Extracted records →

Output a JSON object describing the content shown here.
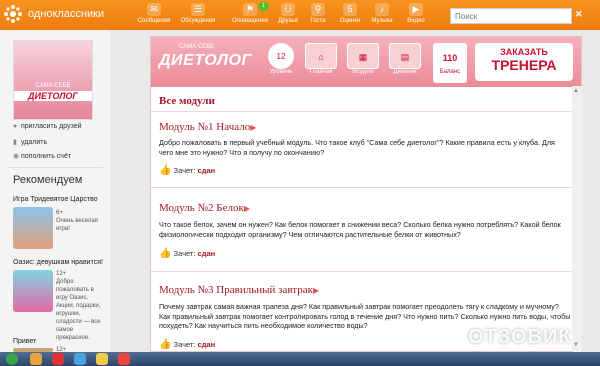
{
  "header": {
    "site_name": "одноклассники",
    "search_placeholder": "Поиск",
    "close_glyph": "✕",
    "nav": [
      {
        "icon": "envelope-icon",
        "glyph": "✉",
        "label": "Сообщения"
      },
      {
        "icon": "chat-icon",
        "glyph": "☰",
        "label": "Обсуждения"
      },
      {
        "icon": "bell-icon",
        "glyph": "⚑",
        "label": "Оповещения",
        "badge": "1"
      },
      {
        "icon": "group-icon",
        "glyph": "⚇",
        "label": "Друзья"
      },
      {
        "icon": "footprints-icon",
        "glyph": "⚲",
        "label": "Гости"
      },
      {
        "icon": "star-icon",
        "glyph": "5",
        "label": "Оценки"
      },
      {
        "icon": "music-icon",
        "glyph": "♪",
        "label": "Музыка"
      },
      {
        "icon": "video-icon",
        "glyph": "▶",
        "label": "Видео"
      }
    ]
  },
  "sidebar": {
    "avatar_top": "САМА СЕБЕ",
    "avatar_main": "ДИЕТОЛОГ",
    "actions": [
      {
        "icon": "person-icon",
        "glyph": "●",
        "label": "пригласить друзей"
      },
      {
        "icon": "trash-icon",
        "glyph": "▮",
        "label": "удалить"
      },
      {
        "icon": "coin-icon",
        "glyph": "◉",
        "label": "пополнить счёт"
      }
    ],
    "rec_title": "Рекомендуем",
    "recs": [
      {
        "name": "Игра Тридевятое Царство",
        "desc": "6+\nОчень веселая игра!"
      },
      {
        "name": "Оазис: девушкам нравится!",
        "desc": "12+\nДобро пожаловать в игру Оазис. Акции, подарки, игрушки, сладости — все самое прекрасное."
      },
      {
        "name": "Привет",
        "desc": "12+"
      }
    ]
  },
  "banner": {
    "small": "САМА СЕБЕ",
    "big": "ДИЕТОЛОГ",
    "level_value": "12",
    "level_label": "Уровень",
    "buttons": [
      {
        "icon": "home-icon",
        "glyph": "⌂",
        "label": "Главная"
      },
      {
        "icon": "modules-icon",
        "glyph": "▦",
        "label": "Модули"
      },
      {
        "icon": "diary-icon",
        "glyph": "▤",
        "label": "Дневник"
      }
    ],
    "balance_value": "110",
    "balance_label": "Баланс",
    "trainer_a": "ЗАКАЗАТЬ",
    "trainer_b": "ТРЕНЕРА"
  },
  "content": {
    "all_title": "Все модули",
    "test_label": "Зачет:",
    "arrow_glyph": "▶",
    "hand_glyph": "👍",
    "modules": [
      {
        "title": "Модуль №1 Начало",
        "text": "Добро пожаловать в первый учебный модуль. Что такое клуб \"Сама себе диетолог\"? Какие правила есть у клуба. Для чего мне это нужно? Что я получу по окончанию?",
        "status": "сдан"
      },
      {
        "title": "Модуль №2 Белок",
        "text": "Что такое белок, зачем он нужен? Как белок помогает в снижении веса? Сколько белка нужно потреблять? Какой белок физиологически подходит организму? Чем отличаются растительные белки от животных?",
        "status": "сдан"
      },
      {
        "title": "Модуль №3 Правильный завтрак",
        "text": "Почему завтрак самая важная трапеза дня? Как правильный завтрак помогает преодолеть тягу к сладкому и мучному? Как правильный завтрак помогает контролировать голод в течение дня? Что нужно пить? Сколько нужно пить воды, чтобы похудеть? Как научиться пить необходимое количество воды?",
        "status": "сдан"
      }
    ]
  },
  "watermark": "ОТЗОВИК",
  "colors": {
    "orange": "#f7931e",
    "accent": "#a31a26",
    "pink": "#ea8b98"
  }
}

Do this → Report how many lines above hold the string "такое", giving nothing but the number.

Task answer → 2